* BEGIN Provided data *
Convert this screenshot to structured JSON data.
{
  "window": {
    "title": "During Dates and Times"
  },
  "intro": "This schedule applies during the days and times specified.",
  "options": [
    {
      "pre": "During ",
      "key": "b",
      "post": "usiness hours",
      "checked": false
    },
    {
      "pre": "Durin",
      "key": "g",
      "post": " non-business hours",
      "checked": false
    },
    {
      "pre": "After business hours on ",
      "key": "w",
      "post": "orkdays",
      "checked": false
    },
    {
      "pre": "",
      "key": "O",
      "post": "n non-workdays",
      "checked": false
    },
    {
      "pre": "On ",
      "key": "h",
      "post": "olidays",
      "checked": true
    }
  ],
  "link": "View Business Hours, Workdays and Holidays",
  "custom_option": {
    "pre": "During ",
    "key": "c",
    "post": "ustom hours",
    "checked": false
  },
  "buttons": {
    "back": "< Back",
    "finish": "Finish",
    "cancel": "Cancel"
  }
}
* END Provided data *
What to work on -
Return the listing above word for word.

Answer to the task -
Convert this screenshot to structured JSON data.
{
  "window": {
    "title": "During Dates and Times"
  },
  "intro": "This schedule applies during the days and times specified.",
  "options": [
    {
      "pre": "During ",
      "key": "b",
      "post": "usiness hours",
      "checked": false
    },
    {
      "pre": "Durin",
      "key": "g",
      "post": " non-business hours",
      "checked": false
    },
    {
      "pre": "After business hours on ",
      "key": "w",
      "post": "orkdays",
      "checked": false
    },
    {
      "pre": "",
      "key": "O",
      "post": "n non-workdays",
      "checked": false
    },
    {
      "pre": "On ",
      "key": "h",
      "post": "olidays",
      "checked": true
    }
  ],
  "link": "View Business Hours, Workdays and Holidays",
  "custom_option": {
    "pre": "During ",
    "key": "c",
    "post": "ustom hours",
    "checked": false
  },
  "buttons": {
    "back": "< Back",
    "finish": "Finish",
    "cancel": "Cancel"
  }
}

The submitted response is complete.